Задание:
Подхватите приведённый ниже текст о Вагнере и его отказе от оперы и допишите продолжение, которое начинается сразу после его последнего предложения.

Исходный фрагмент:
+-------+
Читаем Избранные работы полностью

Интересно высказываемое Вагнером понимание его брошюры «Искусство и революция» в свете именно этих исканий. Оказывается, что еще до 1848 года он уже понял всю тщету современного ему искусства и все ничтожество как публики, воспринимающей искусство, так и властей, поощряющих это искусство. В этот период он уже чувствовал себя одиноким, и дрезденское восстание 1849 года только укрепило его в сознании полной необходимости духовного одиночества. Также и два других трактата 1850 года характеризуются Вагнером как результат его глубочайшего стремления отвергнуть все существующие формы искусства, и прежде всего — оперу, и набросать мысли о полном их преодолении. Вагнер здесь прямо говорит: «Я не пишу больше никаких „опер“», а свой восторженно переживаемый миф о Зигфриде и Брингильде он собирается изобразить не оперно, но, как он теперь говорит, исключительно только в драме, то есть в музыкальной драме.
+-------+
Собранный материал:
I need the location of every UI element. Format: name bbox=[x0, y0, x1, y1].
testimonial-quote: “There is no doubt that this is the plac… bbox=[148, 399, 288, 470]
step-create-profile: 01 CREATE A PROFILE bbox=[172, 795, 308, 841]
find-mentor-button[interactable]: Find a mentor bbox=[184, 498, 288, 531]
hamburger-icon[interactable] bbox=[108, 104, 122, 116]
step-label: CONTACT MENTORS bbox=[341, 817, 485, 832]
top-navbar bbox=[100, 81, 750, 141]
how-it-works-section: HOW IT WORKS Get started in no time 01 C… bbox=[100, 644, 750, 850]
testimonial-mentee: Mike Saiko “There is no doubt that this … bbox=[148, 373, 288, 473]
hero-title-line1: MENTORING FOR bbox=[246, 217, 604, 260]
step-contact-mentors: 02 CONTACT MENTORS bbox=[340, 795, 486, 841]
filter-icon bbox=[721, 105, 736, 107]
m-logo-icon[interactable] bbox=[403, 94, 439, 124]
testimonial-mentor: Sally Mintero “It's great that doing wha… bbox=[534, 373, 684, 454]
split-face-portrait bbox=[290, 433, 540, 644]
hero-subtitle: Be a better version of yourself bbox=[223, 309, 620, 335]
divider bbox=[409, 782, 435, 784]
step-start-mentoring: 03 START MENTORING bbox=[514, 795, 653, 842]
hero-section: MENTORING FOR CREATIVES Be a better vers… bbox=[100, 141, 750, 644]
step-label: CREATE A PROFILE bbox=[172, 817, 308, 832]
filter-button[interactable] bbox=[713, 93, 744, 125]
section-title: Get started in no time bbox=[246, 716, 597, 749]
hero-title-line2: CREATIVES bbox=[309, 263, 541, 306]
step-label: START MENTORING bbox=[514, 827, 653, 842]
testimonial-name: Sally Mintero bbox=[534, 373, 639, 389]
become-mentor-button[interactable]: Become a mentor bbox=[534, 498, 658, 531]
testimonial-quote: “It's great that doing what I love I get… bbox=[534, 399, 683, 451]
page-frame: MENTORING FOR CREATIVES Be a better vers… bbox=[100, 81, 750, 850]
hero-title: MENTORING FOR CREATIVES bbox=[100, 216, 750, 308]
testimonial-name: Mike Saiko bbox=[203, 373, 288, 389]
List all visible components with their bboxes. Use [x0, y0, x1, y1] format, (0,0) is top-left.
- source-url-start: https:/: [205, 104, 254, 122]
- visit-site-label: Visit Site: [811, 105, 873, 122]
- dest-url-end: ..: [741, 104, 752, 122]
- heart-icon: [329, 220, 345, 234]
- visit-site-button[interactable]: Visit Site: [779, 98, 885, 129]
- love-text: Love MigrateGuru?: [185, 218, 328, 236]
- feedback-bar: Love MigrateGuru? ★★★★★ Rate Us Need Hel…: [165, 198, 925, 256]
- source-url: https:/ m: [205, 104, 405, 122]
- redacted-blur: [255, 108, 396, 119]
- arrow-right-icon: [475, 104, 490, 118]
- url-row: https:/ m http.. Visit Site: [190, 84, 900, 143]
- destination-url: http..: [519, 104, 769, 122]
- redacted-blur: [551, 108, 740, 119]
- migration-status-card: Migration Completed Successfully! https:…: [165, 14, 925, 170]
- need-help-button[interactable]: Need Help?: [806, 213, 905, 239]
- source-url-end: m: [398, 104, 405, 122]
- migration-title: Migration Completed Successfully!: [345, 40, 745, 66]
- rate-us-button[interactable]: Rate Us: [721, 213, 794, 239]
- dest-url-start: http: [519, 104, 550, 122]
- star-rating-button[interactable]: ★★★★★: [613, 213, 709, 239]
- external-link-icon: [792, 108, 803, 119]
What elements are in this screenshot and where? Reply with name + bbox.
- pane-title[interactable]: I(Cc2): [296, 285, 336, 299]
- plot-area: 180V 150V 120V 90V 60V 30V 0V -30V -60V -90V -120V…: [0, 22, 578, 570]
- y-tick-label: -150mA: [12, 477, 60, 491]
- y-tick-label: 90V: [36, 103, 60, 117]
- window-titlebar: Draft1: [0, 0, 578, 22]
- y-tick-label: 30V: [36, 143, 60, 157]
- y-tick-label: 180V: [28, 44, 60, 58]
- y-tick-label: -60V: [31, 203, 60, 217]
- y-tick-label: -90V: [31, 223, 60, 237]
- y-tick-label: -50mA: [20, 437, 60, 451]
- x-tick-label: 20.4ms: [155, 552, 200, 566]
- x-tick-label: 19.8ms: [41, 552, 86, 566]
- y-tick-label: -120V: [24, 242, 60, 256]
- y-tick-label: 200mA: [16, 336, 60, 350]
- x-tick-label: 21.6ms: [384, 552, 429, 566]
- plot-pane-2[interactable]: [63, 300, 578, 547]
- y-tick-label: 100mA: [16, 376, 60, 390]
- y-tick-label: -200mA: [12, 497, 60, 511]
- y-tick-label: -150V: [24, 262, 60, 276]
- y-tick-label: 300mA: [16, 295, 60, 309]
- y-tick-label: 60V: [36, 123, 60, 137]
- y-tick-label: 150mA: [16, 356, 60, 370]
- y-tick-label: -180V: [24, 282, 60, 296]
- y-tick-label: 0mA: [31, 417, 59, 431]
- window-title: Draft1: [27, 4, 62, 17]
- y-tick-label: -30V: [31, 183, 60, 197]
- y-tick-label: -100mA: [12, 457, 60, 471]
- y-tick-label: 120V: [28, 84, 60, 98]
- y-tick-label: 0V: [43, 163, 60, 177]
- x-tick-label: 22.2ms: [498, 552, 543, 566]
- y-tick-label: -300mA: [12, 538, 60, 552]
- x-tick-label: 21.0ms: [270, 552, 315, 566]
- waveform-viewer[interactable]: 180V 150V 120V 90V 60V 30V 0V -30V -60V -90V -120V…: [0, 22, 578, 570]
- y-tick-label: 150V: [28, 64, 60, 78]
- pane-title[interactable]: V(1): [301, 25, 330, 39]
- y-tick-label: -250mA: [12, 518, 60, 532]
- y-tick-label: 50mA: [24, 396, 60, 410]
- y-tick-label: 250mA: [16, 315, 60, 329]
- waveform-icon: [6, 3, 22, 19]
+-------+
Письменный ответ:
Весь трактат и кончается у Вагнера планом такой огромной музыкальной драмы, рассчитанной на три вечера, да еще с прологом, для которого тоже понадобится целый вечер. И хотя до последних строк трактата Вагнер не устает бранить современное ему театральное искусство и невозможность достигнуть понимания его творчества у широкой публики, он все же просит своих друзей помочь ему в этом грандиозном деле.

Остальные литературные произведения Вагнера в 50е годы, то есть в цюрихский период его творчества, не имеют большого значения, поскольку все эти годы Вагнер восторженно предавался своему собственному литературно-музыкальному творчеству, создавая сначала «Нибелунгов», а потом «Тристана и Изольду». В эти годы Вагнер, можно сказать, почти оставляет всякую чисто литературную деятельность, и мало того, в своих письмах он сам считает все свои литературные трактаты чистейшей ошибкой и говорит, что они для него теперь просто «отвратительны». Не успев прибыть в Швейцарию, он тотчас же прекращает свою литературную деятельность, во многом связанную с революцией, в которую он теперь уже не верит, и составляет план своего грандиозного музыкально-драматического произведения «Кольцо Нибелунга»[10].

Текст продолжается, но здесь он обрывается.